AIM OF THE TASK: Go through the entries and say how many lines contain the string "Βαρκελώνης". The number is the whole answer.

(Stored items)
↓↓↓
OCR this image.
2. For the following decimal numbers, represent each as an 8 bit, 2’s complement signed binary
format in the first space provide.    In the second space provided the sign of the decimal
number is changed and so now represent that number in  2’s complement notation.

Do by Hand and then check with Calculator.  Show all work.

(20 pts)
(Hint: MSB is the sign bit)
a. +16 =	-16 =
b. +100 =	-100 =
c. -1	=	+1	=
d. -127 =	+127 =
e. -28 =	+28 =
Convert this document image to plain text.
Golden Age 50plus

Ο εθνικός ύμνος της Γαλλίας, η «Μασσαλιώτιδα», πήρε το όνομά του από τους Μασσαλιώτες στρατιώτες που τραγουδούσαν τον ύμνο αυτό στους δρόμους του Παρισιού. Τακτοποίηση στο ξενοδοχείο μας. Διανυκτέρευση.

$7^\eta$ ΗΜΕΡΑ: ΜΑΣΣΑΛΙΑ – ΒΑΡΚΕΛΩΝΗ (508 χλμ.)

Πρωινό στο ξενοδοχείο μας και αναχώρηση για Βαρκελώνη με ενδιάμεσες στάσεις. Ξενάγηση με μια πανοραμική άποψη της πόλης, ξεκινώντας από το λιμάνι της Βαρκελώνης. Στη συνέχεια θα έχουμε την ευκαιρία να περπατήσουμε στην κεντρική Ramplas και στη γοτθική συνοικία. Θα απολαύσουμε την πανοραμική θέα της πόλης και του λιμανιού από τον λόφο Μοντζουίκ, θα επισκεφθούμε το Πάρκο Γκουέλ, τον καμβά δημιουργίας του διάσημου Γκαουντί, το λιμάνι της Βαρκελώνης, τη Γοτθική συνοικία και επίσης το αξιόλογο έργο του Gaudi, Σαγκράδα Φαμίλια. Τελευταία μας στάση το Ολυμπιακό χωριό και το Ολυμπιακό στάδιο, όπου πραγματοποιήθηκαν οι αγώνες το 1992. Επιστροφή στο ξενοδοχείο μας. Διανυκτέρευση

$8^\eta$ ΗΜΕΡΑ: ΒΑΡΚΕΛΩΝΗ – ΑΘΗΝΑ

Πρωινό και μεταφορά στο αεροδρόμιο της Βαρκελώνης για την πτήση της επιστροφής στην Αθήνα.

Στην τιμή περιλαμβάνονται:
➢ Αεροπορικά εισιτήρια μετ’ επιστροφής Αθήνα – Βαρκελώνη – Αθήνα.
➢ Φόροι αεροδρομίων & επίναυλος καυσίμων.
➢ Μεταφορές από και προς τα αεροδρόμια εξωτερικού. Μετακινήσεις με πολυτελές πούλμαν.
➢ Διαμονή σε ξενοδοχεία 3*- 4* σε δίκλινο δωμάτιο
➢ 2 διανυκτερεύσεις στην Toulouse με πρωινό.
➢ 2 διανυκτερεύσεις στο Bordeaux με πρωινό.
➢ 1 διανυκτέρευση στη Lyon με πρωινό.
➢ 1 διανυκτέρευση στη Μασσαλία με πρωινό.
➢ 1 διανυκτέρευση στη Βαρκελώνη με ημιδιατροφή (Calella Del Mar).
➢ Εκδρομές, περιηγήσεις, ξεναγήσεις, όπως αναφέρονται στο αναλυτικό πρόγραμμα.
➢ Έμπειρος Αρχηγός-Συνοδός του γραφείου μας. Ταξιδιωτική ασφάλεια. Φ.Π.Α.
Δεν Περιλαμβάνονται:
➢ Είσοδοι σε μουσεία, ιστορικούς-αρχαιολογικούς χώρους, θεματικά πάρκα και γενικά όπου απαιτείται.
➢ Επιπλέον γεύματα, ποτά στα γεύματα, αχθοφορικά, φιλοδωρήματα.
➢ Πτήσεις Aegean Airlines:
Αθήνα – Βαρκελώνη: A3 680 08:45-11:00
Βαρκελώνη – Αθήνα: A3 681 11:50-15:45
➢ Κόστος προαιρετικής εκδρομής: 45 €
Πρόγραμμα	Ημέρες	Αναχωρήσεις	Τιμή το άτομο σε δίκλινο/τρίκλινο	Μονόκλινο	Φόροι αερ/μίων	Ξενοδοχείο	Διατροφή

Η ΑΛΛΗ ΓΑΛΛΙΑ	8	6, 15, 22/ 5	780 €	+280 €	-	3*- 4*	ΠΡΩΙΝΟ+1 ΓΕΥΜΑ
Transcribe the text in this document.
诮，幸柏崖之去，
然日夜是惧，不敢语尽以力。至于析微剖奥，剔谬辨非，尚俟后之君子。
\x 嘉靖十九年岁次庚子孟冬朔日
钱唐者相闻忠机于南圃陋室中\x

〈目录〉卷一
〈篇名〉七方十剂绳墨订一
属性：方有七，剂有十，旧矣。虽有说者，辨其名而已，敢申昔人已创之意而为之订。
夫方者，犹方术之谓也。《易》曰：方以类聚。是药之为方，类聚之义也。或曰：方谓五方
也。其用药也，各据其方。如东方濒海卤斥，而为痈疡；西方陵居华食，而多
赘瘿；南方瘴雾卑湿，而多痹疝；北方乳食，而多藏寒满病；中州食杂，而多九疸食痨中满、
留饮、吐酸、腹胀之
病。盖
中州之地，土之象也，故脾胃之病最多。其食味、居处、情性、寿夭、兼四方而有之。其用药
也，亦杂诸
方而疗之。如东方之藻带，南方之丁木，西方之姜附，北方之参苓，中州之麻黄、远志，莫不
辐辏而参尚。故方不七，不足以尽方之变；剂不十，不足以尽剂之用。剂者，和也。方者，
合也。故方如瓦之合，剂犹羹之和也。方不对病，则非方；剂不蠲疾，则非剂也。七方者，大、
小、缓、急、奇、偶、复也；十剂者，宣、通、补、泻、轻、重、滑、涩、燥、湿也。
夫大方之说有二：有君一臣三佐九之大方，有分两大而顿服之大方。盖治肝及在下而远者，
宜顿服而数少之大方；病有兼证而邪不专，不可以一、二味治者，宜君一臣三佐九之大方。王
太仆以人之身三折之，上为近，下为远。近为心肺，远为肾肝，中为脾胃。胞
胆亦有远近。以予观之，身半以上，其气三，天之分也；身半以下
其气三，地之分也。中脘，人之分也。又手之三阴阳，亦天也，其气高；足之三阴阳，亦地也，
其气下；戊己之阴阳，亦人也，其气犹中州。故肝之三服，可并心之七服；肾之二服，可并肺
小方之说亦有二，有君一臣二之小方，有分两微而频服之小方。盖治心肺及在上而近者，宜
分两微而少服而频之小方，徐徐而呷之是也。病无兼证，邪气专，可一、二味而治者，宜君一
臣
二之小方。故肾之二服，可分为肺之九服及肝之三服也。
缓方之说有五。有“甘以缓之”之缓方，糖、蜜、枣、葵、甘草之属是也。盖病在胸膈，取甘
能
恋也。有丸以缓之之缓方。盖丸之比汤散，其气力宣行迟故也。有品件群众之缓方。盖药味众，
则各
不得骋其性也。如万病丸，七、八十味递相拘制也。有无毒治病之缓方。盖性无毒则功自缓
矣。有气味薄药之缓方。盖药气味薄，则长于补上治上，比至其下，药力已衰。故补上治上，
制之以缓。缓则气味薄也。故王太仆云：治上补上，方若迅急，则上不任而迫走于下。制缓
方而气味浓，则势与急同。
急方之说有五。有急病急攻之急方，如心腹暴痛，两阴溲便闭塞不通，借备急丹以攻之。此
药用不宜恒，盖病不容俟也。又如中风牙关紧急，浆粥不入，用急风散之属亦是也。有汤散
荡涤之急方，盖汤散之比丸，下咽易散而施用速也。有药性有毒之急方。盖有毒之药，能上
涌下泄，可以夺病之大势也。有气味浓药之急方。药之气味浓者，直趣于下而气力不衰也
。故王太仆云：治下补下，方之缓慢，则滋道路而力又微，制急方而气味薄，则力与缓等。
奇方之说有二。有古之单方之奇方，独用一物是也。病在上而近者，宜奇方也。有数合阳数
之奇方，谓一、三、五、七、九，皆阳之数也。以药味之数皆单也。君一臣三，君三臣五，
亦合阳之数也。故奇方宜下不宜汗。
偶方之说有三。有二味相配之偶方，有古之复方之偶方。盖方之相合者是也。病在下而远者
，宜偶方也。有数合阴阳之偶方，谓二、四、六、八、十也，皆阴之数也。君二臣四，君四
↑↑↑
RESULT: 2